* begin *

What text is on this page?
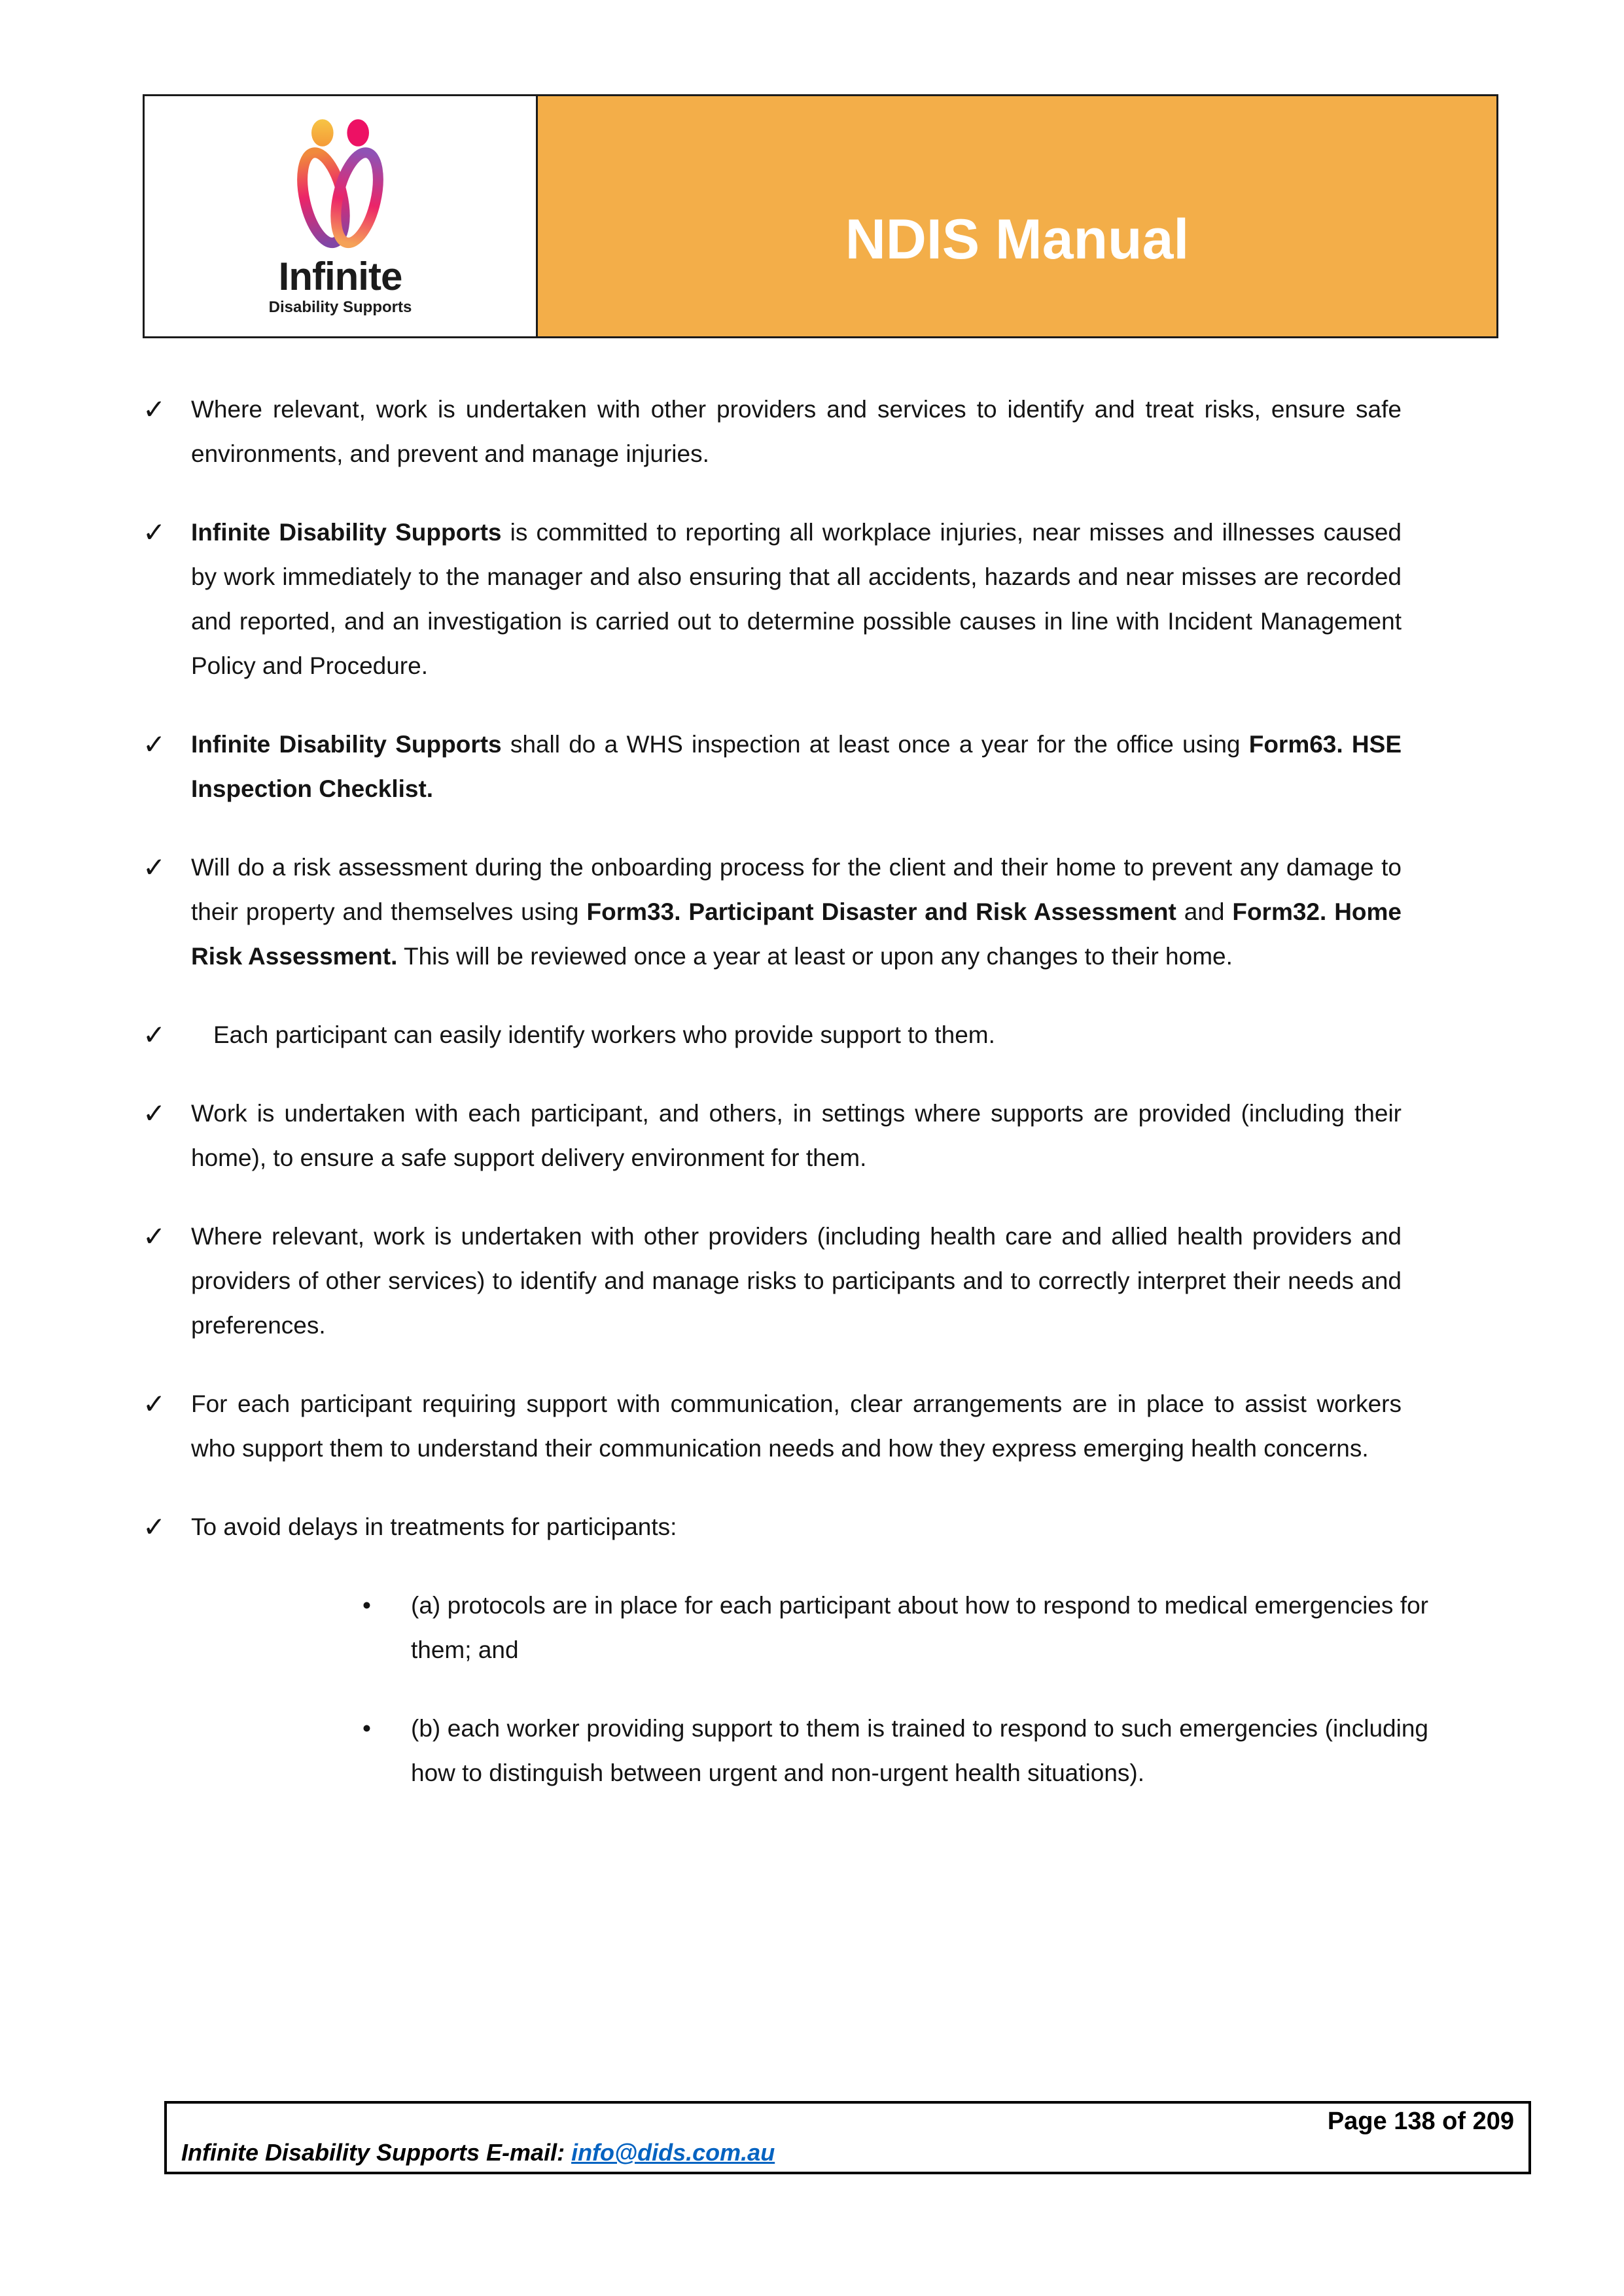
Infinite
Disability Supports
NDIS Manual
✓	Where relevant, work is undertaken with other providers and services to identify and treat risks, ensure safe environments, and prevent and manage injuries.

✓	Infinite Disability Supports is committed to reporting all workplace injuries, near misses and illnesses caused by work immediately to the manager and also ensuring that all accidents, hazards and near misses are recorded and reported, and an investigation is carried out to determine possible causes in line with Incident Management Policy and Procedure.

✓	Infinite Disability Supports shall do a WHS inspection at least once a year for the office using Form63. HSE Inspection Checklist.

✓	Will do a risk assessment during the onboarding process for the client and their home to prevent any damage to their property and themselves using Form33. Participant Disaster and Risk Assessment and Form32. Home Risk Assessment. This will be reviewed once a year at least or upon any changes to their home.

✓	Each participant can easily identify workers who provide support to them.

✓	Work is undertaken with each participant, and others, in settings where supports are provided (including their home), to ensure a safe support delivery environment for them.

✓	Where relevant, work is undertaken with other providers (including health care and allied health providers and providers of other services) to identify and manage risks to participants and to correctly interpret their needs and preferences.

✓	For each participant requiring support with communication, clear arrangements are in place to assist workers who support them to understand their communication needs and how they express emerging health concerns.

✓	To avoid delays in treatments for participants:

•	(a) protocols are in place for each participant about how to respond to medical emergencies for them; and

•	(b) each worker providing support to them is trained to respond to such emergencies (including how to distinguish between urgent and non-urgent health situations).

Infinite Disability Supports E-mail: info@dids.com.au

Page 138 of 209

* end *

Search the lines for "respond". Copy each line that has it.

*ANSWER FOR THIS EXERCISE*.
•	(a) protocols are in place for each participant about how to respond to medical emergencies for them; and
•	(b) each worker providing support to them is trained to respond to such emergencies (including how to distinguish between urgent and non-urgent health situations).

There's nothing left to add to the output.